**Exercise objective**
Write the records out again, precisely as they stand.
[START Data for the task]
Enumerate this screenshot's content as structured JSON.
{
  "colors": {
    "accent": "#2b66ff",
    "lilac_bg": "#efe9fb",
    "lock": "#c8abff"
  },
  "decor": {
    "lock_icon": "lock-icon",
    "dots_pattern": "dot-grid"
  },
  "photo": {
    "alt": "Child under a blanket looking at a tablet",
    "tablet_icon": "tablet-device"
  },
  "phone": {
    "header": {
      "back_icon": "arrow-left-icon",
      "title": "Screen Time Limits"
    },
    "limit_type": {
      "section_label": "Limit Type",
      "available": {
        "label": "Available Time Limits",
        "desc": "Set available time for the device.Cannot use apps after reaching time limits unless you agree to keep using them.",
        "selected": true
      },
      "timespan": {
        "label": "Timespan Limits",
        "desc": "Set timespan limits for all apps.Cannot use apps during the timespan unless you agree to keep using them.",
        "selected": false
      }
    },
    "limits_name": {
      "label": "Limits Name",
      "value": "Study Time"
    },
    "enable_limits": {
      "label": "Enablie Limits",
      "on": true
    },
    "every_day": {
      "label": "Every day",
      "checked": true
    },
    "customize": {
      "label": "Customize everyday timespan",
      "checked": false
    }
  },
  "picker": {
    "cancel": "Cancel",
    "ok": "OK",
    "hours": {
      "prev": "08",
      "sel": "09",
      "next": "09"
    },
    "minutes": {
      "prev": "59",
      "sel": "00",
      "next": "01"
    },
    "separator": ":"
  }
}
[END Data for the task]
**Solution to this exercise**
Enumerate this screenshot's content as structured JSON.
{
  "colors": {
    "accent": "#2b66ff",
    "lilac_bg": "#efe9fb",
    "lock": "#c8abff"
  },
  "decor": {
    "lock_icon": "lock-icon",
    "dots_pattern": "dot-grid"
  },
  "photo": {
    "alt": "Child under a blanket looking at a tablet",
    "tablet_icon": "tablet-device"
  },
  "phone": {
    "header": {
      "back_icon": "arrow-left-icon",
      "title": "Screen Time Limits"
    },
    "limit_type": {
      "section_label": "Limit Type",
      "available": {
        "label": "Available Time Limits",
        "desc": "Set available time for the device.Cannot use apps after reaching time limits unless you agree to keep using them.",
        "selected": true
      },
      "timespan": {
        "label": "Timespan Limits",
        "desc": "Set timespan limits for all apps.Cannot use apps during the timespan unless you agree to keep using them.",
        "selected": false
      }
    },
    "limits_name": {
      "label": "Limits Name",
      "value": "Study Time"
    },
    "enable_limits": {
      "label": "Enablie Limits",
      "on": true
    },
    "every_day": {
      "label": "Every day",
      "checked": true
    },
    "customize": {
      "label": "Customize everyday timespan",
      "checked": false
    }
  },
  "picker": {
    "cancel": "Cancel",
    "ok": "OK",
    "hours": {
      "prev": "08",
      "sel": "09",
      "next": "09"
    },
    "minutes": {
      "prev": "59",
      "sel": "00",
      "next": "01"
    },
    "separator": ":"
  }
}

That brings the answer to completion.